Transcript entries for document pages
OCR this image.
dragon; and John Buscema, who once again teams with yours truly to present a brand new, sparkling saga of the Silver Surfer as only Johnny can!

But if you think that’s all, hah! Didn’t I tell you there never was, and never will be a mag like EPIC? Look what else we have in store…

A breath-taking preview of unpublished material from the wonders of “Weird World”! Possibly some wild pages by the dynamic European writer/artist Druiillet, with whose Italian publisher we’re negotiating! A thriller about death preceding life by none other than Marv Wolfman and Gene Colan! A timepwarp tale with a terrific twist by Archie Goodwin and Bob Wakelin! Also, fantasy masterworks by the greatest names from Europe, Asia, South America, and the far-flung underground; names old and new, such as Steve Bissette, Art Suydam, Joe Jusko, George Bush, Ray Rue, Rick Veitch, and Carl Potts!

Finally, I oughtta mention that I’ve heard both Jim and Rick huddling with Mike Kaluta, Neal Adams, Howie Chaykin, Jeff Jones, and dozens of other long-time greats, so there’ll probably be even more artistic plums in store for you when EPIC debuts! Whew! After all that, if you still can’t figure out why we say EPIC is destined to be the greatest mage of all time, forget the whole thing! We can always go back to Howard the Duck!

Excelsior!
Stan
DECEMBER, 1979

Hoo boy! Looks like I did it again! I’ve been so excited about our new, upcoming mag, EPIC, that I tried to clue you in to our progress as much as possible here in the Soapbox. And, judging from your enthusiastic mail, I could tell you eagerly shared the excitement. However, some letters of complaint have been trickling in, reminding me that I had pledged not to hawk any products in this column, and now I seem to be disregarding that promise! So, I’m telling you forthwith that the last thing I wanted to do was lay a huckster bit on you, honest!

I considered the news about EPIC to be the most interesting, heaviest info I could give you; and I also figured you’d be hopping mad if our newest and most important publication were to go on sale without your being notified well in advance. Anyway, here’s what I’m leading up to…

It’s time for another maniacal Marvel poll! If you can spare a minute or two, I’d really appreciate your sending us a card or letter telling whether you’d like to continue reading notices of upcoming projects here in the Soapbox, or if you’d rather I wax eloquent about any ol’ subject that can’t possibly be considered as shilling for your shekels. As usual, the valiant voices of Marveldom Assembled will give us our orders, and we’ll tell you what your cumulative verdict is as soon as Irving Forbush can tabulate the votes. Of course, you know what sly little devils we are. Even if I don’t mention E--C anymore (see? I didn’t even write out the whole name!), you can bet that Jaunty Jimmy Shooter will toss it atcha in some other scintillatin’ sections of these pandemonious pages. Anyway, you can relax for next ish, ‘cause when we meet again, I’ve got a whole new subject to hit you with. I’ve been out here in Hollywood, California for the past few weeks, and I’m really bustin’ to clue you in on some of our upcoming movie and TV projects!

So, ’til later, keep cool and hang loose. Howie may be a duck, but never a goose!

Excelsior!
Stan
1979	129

## [Exercise requirements]
Tally up how many lines in the records contain the string "Howie". Answer with that figure only.

## [Written solution]
2